■ CHALLENGE:
Find every line with the word "Islas" and report how many there are, without any other text.

■ RAW DATA:

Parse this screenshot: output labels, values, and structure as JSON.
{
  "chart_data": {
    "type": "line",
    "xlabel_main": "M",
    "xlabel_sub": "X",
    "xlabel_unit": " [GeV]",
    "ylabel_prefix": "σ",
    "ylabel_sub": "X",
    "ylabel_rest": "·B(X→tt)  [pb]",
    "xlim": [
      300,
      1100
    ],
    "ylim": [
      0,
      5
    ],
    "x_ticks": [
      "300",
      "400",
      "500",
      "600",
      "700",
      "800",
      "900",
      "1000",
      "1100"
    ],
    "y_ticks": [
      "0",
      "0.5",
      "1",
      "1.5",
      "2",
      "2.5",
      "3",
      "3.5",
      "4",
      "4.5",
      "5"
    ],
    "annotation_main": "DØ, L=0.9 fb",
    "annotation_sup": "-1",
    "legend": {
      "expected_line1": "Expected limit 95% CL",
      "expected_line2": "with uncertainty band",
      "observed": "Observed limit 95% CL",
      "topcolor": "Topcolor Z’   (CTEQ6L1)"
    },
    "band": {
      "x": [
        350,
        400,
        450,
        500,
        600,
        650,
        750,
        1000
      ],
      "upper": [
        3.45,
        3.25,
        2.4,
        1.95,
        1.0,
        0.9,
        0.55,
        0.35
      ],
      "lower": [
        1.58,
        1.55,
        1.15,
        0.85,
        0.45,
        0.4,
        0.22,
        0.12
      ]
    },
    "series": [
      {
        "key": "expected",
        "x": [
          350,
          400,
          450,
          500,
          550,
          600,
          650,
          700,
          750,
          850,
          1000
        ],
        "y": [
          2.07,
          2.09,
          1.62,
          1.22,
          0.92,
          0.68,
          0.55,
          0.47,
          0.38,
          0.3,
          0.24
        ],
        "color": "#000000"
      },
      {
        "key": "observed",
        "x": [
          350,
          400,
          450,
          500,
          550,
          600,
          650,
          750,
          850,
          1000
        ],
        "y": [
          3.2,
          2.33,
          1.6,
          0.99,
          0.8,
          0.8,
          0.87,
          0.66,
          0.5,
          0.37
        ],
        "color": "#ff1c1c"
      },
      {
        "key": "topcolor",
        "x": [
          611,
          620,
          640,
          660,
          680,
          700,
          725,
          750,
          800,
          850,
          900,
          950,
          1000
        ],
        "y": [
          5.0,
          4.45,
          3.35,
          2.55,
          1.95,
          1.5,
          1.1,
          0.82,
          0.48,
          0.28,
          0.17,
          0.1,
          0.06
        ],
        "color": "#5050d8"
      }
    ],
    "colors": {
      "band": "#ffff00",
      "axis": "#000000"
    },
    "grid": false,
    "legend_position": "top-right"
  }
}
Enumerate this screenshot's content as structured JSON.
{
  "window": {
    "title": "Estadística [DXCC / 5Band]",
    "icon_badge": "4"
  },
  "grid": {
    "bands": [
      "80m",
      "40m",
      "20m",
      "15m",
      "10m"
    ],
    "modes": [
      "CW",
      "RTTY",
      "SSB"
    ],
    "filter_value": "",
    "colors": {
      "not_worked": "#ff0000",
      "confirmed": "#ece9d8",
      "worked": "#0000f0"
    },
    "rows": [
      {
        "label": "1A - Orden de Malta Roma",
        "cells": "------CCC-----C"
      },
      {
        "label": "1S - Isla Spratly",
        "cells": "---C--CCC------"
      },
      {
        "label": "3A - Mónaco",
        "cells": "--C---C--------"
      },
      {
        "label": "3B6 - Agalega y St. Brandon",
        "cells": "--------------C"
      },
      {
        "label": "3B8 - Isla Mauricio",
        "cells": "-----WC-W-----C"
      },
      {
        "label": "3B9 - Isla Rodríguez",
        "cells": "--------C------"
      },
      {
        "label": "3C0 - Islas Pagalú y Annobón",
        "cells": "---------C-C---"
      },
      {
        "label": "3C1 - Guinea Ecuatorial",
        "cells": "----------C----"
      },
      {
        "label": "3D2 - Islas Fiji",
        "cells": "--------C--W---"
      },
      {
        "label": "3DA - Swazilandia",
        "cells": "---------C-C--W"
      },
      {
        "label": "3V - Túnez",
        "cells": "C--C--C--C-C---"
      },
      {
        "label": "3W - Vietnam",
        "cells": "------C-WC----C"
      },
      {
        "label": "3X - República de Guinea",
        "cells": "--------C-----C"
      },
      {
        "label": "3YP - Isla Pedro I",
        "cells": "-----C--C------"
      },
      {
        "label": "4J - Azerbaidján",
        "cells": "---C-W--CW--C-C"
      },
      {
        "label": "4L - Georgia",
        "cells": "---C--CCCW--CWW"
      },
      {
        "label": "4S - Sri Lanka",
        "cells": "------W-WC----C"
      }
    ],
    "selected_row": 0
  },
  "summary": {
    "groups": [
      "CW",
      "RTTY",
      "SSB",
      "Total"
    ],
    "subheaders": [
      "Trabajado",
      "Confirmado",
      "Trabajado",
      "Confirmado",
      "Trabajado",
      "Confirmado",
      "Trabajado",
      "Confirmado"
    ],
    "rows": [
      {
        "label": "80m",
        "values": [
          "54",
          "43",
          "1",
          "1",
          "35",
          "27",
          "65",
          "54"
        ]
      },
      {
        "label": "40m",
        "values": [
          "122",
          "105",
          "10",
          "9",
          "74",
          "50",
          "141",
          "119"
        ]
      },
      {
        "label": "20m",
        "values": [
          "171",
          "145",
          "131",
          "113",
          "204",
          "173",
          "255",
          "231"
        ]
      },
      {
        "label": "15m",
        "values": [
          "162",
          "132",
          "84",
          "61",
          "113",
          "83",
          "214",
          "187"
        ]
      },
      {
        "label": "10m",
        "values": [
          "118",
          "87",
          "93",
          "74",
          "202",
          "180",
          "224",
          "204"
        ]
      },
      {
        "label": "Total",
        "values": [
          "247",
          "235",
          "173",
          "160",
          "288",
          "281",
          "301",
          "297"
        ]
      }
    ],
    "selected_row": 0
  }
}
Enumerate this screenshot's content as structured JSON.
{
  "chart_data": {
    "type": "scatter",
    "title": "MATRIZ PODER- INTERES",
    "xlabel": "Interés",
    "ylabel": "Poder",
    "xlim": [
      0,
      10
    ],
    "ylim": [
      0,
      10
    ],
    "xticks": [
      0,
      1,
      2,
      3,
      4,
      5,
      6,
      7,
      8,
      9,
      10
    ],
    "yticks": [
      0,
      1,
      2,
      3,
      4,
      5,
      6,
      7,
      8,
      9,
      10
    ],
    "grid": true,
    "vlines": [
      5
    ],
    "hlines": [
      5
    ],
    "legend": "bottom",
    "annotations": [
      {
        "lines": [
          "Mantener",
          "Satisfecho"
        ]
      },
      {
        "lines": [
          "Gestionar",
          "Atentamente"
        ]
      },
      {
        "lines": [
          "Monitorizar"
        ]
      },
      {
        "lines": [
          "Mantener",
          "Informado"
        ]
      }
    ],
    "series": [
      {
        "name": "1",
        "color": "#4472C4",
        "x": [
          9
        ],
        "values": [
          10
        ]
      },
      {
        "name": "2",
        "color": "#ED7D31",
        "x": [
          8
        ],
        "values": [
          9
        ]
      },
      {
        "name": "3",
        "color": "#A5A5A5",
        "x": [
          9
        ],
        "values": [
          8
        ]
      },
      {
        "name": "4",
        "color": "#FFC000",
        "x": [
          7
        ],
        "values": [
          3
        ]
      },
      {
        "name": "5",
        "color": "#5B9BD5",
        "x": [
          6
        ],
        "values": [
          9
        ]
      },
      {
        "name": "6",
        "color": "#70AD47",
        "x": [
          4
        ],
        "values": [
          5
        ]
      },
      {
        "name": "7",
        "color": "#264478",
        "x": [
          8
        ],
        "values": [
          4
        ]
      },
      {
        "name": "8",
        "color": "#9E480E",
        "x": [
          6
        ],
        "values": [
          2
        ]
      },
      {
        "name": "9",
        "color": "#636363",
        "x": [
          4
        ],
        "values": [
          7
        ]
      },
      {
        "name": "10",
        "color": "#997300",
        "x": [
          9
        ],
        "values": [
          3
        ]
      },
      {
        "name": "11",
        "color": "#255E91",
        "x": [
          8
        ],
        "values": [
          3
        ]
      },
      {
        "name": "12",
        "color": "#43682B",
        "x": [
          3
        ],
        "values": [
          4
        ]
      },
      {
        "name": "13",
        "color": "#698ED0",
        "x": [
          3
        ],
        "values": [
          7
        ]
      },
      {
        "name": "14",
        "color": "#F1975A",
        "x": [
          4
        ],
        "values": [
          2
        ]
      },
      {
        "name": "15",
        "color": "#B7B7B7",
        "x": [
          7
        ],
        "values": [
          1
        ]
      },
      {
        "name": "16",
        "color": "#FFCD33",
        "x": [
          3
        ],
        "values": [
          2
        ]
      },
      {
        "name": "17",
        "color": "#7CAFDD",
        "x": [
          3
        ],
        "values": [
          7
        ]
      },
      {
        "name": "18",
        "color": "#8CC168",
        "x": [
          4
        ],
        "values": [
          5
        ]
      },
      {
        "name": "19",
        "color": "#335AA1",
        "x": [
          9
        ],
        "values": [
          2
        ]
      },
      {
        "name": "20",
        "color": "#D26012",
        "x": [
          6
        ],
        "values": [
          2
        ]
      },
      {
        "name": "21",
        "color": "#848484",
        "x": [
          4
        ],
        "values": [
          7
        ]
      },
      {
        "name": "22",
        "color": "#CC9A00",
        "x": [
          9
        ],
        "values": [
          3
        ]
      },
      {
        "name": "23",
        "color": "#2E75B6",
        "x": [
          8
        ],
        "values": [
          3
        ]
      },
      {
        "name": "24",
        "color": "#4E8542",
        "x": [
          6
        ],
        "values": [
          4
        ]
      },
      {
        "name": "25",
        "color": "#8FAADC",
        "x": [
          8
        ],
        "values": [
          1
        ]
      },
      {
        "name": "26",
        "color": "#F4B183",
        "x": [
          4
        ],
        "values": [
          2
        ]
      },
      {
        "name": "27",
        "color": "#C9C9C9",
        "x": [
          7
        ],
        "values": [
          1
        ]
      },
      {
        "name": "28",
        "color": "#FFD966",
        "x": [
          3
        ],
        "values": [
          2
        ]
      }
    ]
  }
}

■ FINAL RESULT:
2